Collected data:
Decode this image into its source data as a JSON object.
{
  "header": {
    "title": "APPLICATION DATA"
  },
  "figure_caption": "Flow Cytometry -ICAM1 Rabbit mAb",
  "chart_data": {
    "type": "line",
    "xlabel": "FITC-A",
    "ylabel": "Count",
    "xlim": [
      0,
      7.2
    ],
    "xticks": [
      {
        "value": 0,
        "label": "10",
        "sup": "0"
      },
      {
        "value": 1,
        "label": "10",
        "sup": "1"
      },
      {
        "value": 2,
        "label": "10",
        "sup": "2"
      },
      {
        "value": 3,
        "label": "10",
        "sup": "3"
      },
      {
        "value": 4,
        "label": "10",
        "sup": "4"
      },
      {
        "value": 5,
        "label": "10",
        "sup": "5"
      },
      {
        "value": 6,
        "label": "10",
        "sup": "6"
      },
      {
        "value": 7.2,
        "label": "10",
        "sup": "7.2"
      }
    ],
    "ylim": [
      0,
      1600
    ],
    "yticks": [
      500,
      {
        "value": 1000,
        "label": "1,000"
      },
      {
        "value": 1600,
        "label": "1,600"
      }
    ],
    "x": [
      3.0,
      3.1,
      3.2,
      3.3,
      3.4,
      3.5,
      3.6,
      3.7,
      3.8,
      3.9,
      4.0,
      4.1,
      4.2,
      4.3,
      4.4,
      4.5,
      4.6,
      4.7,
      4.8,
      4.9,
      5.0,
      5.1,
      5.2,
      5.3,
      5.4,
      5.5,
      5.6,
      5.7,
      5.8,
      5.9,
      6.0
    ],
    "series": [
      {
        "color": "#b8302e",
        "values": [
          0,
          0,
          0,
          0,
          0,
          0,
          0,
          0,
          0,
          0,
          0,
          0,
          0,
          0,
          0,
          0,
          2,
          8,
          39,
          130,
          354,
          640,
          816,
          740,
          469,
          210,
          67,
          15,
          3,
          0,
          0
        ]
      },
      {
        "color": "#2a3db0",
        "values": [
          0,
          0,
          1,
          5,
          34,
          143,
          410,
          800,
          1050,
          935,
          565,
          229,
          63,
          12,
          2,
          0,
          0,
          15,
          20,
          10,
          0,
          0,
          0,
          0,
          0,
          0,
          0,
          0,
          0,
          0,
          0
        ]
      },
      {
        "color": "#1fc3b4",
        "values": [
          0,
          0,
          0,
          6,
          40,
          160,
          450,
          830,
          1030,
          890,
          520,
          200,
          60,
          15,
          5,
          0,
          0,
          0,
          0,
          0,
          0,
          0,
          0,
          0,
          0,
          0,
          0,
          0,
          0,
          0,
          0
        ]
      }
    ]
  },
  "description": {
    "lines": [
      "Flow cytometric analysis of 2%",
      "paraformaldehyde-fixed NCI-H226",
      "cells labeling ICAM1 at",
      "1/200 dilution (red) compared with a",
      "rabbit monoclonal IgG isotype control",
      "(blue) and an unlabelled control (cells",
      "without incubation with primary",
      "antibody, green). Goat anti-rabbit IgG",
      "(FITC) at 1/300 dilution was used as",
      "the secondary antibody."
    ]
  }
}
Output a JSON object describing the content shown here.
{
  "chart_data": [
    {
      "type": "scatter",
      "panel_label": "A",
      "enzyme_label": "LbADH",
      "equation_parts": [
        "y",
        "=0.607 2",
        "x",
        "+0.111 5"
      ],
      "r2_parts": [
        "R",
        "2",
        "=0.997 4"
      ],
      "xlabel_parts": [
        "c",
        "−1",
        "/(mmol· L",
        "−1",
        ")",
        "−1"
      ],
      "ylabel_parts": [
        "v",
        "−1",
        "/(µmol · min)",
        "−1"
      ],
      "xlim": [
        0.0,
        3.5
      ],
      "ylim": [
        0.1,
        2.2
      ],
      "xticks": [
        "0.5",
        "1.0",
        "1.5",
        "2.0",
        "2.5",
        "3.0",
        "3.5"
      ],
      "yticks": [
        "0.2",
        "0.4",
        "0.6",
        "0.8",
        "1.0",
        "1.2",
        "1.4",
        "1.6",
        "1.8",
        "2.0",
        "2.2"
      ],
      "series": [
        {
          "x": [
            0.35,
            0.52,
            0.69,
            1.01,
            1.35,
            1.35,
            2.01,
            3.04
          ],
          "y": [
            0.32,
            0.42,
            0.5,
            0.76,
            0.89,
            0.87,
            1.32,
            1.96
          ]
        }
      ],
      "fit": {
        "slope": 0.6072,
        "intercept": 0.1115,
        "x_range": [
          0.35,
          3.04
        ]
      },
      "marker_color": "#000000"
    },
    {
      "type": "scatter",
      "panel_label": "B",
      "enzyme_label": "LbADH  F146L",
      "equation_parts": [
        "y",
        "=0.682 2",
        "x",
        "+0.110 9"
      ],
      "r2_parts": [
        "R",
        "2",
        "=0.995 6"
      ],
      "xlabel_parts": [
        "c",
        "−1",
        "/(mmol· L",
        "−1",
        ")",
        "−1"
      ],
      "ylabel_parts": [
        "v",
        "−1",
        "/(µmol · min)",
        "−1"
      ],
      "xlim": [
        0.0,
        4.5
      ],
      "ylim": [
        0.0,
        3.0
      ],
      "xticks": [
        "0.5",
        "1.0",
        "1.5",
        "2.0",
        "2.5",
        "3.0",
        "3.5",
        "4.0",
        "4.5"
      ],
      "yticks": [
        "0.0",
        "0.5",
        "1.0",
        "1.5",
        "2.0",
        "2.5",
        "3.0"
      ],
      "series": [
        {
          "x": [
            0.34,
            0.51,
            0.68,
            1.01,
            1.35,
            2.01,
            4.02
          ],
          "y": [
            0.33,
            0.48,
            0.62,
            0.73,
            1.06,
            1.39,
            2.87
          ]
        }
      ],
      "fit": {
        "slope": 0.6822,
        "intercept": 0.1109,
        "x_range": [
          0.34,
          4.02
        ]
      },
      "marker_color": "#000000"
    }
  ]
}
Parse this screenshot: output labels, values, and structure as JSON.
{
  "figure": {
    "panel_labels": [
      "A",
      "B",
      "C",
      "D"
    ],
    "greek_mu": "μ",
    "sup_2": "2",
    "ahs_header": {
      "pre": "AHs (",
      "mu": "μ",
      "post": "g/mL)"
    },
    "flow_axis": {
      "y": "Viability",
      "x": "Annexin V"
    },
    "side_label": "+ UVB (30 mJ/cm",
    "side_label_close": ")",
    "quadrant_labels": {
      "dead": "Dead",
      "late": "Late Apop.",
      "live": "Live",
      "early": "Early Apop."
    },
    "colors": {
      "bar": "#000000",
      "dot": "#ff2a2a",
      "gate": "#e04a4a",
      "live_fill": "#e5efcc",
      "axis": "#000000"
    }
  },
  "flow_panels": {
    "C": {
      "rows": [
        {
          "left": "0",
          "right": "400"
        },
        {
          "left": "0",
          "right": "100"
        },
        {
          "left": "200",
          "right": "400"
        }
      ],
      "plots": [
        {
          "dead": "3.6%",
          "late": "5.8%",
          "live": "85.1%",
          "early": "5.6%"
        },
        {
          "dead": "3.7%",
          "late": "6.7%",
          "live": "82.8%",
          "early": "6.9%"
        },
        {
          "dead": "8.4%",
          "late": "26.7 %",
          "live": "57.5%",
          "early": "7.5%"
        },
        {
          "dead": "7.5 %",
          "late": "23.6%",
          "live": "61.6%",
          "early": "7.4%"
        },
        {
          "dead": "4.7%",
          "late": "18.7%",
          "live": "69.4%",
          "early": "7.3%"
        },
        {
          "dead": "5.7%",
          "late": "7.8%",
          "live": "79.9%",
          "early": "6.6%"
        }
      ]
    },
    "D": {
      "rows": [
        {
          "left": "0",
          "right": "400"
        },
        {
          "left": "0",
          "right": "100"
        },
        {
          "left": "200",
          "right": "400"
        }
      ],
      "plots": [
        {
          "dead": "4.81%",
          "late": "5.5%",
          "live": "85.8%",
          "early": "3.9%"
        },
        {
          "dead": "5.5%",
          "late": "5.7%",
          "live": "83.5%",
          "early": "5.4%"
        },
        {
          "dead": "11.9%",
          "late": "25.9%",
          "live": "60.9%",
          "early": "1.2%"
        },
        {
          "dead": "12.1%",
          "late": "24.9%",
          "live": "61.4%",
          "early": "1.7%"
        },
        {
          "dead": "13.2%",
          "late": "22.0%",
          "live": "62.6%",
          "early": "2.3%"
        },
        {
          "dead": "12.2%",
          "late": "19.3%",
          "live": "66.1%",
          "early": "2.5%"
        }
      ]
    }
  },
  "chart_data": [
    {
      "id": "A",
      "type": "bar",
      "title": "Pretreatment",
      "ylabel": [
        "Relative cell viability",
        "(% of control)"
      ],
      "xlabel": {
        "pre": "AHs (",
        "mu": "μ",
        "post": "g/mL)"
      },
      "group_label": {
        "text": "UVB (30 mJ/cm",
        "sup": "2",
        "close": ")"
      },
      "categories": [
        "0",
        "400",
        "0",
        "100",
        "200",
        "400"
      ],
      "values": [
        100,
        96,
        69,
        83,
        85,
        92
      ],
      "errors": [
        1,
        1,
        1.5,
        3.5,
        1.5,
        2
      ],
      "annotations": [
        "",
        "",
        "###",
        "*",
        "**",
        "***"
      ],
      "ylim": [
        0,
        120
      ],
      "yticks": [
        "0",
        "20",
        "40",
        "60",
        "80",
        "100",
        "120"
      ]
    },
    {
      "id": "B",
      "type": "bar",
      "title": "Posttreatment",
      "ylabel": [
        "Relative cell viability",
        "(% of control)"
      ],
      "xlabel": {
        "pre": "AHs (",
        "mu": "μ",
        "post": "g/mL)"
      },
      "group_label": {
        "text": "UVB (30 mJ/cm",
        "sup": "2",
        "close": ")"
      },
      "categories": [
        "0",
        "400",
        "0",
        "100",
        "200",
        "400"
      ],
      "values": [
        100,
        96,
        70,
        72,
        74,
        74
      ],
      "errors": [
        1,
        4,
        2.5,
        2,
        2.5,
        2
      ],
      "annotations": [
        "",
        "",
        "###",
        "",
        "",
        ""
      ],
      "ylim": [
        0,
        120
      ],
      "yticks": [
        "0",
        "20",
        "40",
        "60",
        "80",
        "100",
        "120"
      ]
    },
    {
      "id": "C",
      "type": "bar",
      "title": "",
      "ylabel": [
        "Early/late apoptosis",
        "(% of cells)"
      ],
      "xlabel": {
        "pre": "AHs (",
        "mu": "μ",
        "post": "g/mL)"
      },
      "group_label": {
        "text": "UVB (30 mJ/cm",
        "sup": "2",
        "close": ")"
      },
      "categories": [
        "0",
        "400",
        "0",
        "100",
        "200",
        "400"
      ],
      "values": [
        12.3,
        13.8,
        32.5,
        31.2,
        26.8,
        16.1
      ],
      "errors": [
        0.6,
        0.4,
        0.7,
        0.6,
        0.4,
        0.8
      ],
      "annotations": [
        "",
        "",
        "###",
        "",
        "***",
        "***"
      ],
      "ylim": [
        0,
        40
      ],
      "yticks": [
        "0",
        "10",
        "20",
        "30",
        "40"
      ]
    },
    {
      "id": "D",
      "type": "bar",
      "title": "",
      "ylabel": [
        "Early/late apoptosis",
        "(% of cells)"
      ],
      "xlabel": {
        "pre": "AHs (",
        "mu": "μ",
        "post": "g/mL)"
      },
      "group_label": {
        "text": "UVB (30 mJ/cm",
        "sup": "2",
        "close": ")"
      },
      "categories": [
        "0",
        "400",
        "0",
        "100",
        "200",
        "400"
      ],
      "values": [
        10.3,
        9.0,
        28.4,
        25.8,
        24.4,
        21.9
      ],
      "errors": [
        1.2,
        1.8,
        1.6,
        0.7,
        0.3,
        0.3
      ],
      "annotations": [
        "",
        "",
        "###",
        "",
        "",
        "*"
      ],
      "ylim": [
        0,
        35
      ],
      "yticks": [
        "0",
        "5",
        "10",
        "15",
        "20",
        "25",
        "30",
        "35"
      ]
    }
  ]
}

_What to do_
If a line above holds the string "this", copy it out.

_Response_
Decode this image into its source data as a JSON object.
Parse this screenshot: output labels, values, and structure as JSON.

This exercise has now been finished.